- **A block of data**:
== == ==
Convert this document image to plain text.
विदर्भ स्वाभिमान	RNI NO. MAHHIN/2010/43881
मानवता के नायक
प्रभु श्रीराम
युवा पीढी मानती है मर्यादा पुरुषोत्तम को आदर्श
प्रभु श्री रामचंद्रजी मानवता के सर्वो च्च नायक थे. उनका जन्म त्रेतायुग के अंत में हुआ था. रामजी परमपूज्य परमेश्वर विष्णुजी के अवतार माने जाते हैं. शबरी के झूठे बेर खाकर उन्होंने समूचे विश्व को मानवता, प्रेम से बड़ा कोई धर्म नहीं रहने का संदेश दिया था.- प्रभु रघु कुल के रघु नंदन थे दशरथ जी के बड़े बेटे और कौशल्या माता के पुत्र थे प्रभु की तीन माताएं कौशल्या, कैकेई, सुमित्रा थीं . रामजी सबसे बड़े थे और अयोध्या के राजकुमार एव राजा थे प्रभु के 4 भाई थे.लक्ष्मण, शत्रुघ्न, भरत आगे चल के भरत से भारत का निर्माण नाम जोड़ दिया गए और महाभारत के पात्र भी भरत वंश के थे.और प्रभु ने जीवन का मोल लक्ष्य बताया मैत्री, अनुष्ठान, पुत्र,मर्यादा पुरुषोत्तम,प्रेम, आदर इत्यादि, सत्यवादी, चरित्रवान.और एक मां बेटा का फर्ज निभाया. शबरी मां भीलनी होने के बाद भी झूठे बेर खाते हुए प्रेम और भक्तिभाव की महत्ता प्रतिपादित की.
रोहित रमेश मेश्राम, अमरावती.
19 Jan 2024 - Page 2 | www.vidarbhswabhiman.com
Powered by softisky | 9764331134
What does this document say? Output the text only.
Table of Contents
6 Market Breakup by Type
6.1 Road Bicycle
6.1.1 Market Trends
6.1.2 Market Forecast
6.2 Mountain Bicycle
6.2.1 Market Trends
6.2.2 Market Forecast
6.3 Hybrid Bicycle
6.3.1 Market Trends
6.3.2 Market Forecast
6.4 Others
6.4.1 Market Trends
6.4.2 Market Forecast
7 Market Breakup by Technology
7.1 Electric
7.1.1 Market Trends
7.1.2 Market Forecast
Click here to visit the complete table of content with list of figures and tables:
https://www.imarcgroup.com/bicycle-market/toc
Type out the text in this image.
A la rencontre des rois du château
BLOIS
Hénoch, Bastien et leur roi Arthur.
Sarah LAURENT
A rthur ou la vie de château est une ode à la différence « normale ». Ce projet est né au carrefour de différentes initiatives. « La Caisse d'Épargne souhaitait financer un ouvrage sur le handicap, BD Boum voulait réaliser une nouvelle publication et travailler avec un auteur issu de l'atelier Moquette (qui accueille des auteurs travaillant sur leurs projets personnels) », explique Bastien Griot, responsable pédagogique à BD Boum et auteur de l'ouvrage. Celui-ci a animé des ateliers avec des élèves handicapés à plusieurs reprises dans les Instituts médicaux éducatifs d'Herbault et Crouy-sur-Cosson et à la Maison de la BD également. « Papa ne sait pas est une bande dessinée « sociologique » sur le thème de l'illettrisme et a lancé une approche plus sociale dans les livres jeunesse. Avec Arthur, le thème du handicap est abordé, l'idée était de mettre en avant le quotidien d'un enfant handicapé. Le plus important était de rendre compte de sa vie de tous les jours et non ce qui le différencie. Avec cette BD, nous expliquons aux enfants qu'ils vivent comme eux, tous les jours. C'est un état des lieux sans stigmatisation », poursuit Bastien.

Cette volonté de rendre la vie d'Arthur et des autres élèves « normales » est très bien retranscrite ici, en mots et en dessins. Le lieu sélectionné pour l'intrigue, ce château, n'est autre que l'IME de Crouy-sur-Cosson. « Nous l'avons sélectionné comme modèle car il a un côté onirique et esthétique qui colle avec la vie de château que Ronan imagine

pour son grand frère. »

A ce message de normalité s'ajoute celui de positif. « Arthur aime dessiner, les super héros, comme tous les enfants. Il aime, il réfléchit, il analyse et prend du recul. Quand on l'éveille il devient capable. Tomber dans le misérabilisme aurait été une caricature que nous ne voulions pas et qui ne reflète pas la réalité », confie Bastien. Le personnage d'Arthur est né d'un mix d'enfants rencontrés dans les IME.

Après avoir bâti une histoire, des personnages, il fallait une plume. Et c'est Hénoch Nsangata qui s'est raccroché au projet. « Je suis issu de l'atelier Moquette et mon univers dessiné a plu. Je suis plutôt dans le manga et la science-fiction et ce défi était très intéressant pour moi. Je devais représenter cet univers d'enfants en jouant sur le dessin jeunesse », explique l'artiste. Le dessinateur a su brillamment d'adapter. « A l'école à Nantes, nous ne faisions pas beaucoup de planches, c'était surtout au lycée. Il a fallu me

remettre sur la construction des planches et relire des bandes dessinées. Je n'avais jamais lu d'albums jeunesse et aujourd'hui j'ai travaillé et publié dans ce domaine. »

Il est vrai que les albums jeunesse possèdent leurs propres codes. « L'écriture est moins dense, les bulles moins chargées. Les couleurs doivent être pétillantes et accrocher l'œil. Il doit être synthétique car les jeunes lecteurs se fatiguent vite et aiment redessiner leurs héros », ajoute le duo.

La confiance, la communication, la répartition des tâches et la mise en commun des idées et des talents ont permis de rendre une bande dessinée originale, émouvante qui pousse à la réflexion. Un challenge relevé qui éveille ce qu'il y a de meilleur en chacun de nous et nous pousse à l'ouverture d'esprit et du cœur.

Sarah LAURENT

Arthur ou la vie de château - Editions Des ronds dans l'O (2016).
== == ==
- **PROBLEM**: Within the material above, find the lines that contain the word "text"; copy them.

- **THE SOLUTION**:
Convert this document image to plain text.
What does this document say? Output the text only.
Type out the text in this image.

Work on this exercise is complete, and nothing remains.